**EXERCISE INSTRUCTIONS**
Copy every line of the records below that holds the word "jastuci".

+-------+

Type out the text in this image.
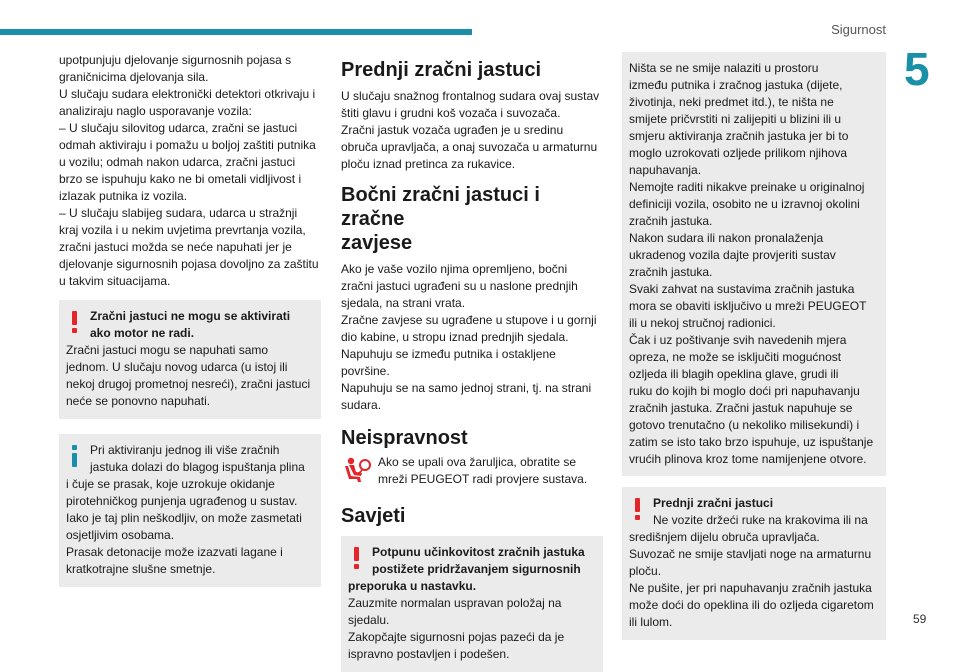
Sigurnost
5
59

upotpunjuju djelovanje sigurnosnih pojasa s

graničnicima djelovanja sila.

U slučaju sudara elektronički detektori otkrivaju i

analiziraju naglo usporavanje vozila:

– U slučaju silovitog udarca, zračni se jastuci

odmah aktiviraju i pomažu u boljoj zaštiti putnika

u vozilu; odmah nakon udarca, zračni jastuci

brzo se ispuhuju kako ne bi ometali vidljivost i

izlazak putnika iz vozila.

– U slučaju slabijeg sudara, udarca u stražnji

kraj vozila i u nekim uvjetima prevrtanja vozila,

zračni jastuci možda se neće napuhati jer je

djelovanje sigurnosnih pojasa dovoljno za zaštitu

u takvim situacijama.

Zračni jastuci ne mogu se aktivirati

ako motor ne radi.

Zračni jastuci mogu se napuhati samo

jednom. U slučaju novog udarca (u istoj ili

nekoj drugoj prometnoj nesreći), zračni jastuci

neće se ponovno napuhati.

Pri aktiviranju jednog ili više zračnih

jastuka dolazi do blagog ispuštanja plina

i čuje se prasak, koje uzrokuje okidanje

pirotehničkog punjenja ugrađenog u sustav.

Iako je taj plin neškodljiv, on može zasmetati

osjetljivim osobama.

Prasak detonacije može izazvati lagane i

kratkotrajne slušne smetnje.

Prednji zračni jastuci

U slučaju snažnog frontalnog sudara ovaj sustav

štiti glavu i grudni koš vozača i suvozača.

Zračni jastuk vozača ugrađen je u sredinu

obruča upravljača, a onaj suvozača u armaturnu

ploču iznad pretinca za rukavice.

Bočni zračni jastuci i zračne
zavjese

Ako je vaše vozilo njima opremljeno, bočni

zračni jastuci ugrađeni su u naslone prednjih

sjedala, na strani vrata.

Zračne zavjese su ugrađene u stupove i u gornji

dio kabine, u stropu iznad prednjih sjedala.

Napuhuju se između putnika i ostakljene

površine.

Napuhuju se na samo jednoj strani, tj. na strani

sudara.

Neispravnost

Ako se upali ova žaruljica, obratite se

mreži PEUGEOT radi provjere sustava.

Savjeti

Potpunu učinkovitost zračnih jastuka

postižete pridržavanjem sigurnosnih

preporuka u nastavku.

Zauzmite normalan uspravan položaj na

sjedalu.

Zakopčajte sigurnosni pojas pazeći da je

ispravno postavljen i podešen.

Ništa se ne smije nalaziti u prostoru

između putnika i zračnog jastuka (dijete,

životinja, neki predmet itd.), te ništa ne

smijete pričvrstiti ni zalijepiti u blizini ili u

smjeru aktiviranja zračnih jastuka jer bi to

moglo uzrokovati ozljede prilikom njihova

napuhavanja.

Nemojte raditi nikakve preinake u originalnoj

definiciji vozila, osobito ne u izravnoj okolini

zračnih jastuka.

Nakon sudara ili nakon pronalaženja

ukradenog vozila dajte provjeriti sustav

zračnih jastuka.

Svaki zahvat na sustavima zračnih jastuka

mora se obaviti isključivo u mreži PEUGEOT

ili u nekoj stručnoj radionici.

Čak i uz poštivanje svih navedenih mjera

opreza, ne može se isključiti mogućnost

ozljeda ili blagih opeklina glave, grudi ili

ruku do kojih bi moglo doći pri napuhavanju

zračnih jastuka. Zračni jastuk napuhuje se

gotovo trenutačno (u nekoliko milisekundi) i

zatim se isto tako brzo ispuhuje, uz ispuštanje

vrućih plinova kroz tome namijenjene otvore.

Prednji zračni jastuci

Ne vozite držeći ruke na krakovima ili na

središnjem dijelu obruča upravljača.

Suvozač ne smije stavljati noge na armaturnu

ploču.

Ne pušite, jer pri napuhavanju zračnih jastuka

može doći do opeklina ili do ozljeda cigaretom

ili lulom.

+-------+

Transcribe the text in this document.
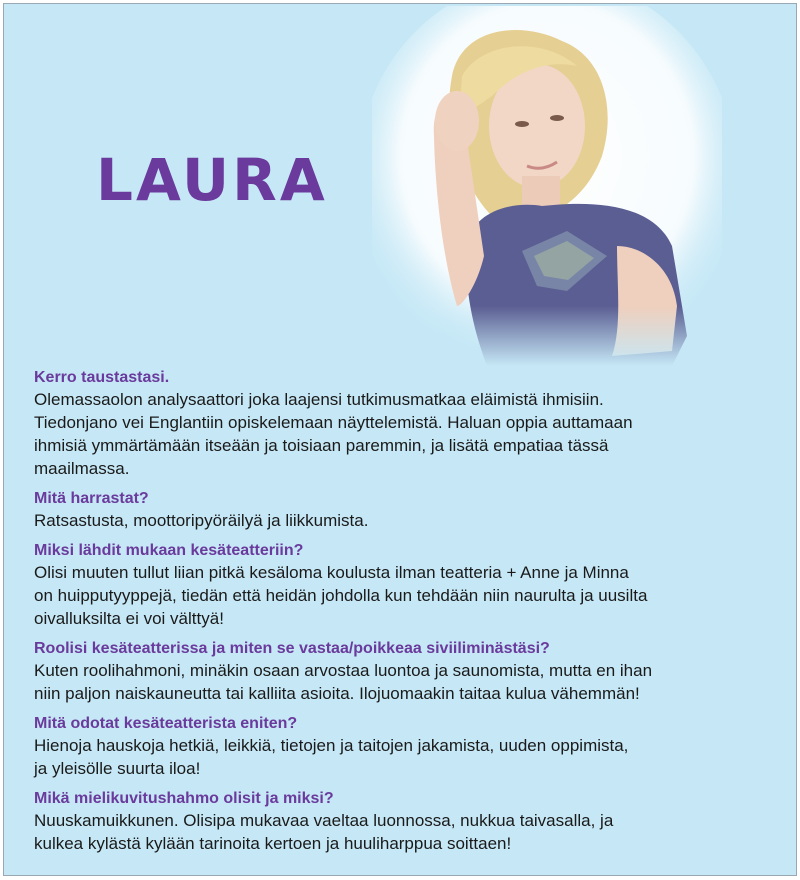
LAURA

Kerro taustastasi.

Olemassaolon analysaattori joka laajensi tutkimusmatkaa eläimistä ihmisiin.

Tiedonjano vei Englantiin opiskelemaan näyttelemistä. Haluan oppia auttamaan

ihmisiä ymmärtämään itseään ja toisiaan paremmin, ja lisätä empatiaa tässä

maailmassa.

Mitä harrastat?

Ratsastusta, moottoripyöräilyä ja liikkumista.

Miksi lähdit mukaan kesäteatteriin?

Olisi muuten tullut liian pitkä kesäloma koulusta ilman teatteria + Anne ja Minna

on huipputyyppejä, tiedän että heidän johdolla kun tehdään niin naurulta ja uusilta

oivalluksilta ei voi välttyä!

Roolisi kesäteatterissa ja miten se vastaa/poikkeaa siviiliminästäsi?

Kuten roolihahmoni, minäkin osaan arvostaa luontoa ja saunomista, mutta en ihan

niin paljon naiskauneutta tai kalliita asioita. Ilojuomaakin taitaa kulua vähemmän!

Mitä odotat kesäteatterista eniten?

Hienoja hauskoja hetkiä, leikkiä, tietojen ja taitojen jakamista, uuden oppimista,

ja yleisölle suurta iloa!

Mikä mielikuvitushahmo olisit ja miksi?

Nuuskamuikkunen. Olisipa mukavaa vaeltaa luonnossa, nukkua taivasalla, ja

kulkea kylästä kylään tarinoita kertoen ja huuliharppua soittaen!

+-------+

**EXERCISE ANSWER**
– U slučaju silovitog udarca, zračni se jastuci
u vozilu; odmah nakon udarca, zračni jastuci
zračni jastuci možda se neće napuhati jer je
Zračni jastuci ne mogu se aktivirati
Zračni jastuci mogu se napuhati samo
nekoj drugoj prometnoj nesreći), zračni jastuci
Prednji zračni jastuci
Bočni zračni jastuci i zračne
zračni jastuci ugrađeni su u naslone prednjih
Prednji zračni jastuci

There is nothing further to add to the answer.